◆ To do ◆
Write out all the entries word for word and omit any pictures.

• • •

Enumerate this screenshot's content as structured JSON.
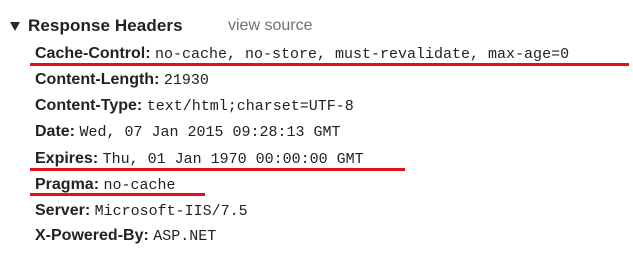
{
  "section": {
    "title": "Response Headers",
    "view_source_label": "view source"
  },
  "headers": [
    {
      "key": "Cache-Control:",
      "value": "no-cache, no-store, must-revalidate, max-age=0",
      "highlighted": true
    },
    {
      "key": "Content-Length:",
      "value": "21930",
      "highlighted": false
    },
    {
      "key": "Content-Type:",
      "value": "text/html;charset=UTF-8",
      "highlighted": false
    },
    {
      "key": "Date:",
      "value": "Wed, 07 Jan 2015 09:28:13 GMT",
      "highlighted": false
    },
    {
      "key": "Expires:",
      "value": "Thu, 01 Jan 1970 00:00:00 GMT",
      "highlighted": true
    },
    {
      "key": "Pragma:",
      "value": "no-cache",
      "highlighted": true
    },
    {
      "key": "Server:",
      "value": "Microsoft-IIS/7.5",
      "highlighted": false
    },
    {
      "key": "X-Powered-By:",
      "value": "ASP.NET",
      "highlighted": false
    }
  ],
  "colors": {
    "highlight_underline": "#e0101a",
    "view_source_text": "#6f6f6f",
    "text": "#222222"
  },
  "icons": {
    "section_toggle": "triangle-down-icon"
  }
}
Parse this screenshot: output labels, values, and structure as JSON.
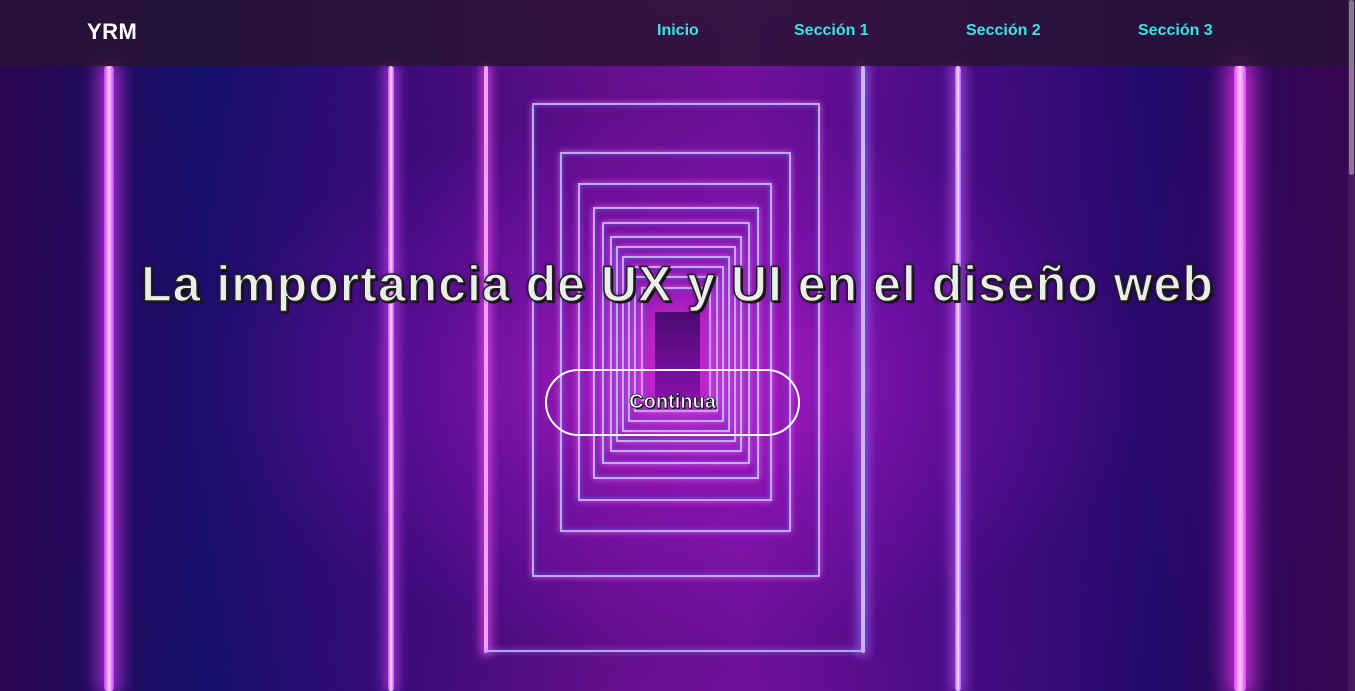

• • •

◆ Reply to the task ◆
Enumerate this screenshot's content as structured JSON.
{
  "section": {
    "title": "Response Headers",
    "view_source_label": "view source"
  },
  "headers": [
    {
      "key": "Cache-Control:",
      "value": "no-cache, no-store, must-revalidate, max-age=0",
      "highlighted": true
    },
    {
      "key": "Content-Length:",
      "value": "21930",
      "highlighted": false
    },
    {
      "key": "Content-Type:",
      "value": "text/html;charset=UTF-8",
      "highlighted": false
    },
    {
      "key": "Date:",
      "value": "Wed, 07 Jan 2015 09:28:13 GMT",
      "highlighted": false
    },
    {
      "key": "Expires:",
      "value": "Thu, 01 Jan 1970 00:00:00 GMT",
      "highlighted": true
    },
    {
      "key": "Pragma:",
      "value": "no-cache",
      "highlighted": true
    },
    {
      "key": "Server:",
      "value": "Microsoft-IIS/7.5",
      "highlighted": false
    },
    {
      "key": "X-Powered-By:",
      "value": "ASP.NET",
      "highlighted": false
    }
  ],
  "colors": {
    "highlight_underline": "#e0101a",
    "view_source_text": "#6f6f6f",
    "text": "#222222"
  },
  "icons": {
    "section_toggle": "triangle-down-icon"
  }
}
Parse this screenshot: output labels, values, and structure as JSON.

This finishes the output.